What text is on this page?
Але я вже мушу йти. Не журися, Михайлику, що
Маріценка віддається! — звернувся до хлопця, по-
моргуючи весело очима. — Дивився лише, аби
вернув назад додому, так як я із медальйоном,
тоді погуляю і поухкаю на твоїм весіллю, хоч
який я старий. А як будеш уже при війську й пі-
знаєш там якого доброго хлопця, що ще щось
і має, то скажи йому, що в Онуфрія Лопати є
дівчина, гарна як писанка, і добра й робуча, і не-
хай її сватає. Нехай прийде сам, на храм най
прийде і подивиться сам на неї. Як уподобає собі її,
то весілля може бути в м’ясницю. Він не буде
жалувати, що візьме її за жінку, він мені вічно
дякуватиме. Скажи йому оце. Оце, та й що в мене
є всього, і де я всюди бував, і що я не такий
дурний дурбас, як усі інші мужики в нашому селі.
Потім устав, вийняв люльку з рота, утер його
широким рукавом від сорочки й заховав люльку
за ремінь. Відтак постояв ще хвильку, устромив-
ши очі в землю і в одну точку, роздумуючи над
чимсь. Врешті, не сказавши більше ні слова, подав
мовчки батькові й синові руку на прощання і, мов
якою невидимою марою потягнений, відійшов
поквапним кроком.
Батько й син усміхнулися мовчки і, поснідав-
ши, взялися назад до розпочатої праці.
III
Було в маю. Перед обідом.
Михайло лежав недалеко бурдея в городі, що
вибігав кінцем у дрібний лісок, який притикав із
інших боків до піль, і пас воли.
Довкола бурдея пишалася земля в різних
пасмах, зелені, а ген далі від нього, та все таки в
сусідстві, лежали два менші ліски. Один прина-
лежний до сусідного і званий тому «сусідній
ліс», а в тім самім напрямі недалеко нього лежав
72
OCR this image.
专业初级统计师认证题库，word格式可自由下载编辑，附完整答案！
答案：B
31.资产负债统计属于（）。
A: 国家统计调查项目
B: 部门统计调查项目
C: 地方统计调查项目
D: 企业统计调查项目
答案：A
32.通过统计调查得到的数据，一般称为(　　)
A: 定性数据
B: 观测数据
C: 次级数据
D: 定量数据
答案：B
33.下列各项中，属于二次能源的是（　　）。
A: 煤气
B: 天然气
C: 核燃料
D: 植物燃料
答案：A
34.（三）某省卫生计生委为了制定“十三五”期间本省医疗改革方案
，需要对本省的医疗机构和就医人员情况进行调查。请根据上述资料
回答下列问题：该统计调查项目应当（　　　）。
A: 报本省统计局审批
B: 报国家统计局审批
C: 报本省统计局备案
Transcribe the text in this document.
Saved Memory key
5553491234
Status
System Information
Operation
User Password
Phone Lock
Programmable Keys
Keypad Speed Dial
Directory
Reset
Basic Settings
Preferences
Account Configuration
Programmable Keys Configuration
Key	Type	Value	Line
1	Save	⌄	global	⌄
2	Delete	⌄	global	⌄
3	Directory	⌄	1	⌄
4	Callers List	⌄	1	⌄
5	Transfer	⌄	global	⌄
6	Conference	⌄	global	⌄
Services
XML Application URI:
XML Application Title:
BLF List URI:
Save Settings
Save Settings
_ _ _
**Short task**
Reproduce, word for word, only the lines from the one that contains "Transcribe the text in this document." through the final line.

**Answer to this task**
Transcribe the text in this document.
Saved Memory key
5553491234
Status
System Information
Operation
User Password
Phone Lock
Programmable Keys
Keypad Speed Dial
Directory
Reset
Basic Settings
Preferences
Account Configuration
Programmable Keys Configuration
Key	Type	Value	Line
1	Save	⌄	global	⌄
2	Delete	⌄	global	⌄
3	Directory	⌄	1	⌄
4	Callers List	⌄	1	⌄
5	Transfer	⌄	global	⌄
6	Conference	⌄	global	⌄
Services
XML Application URI:
XML Application Title:
BLF List URI:
Save Settings
Save Settings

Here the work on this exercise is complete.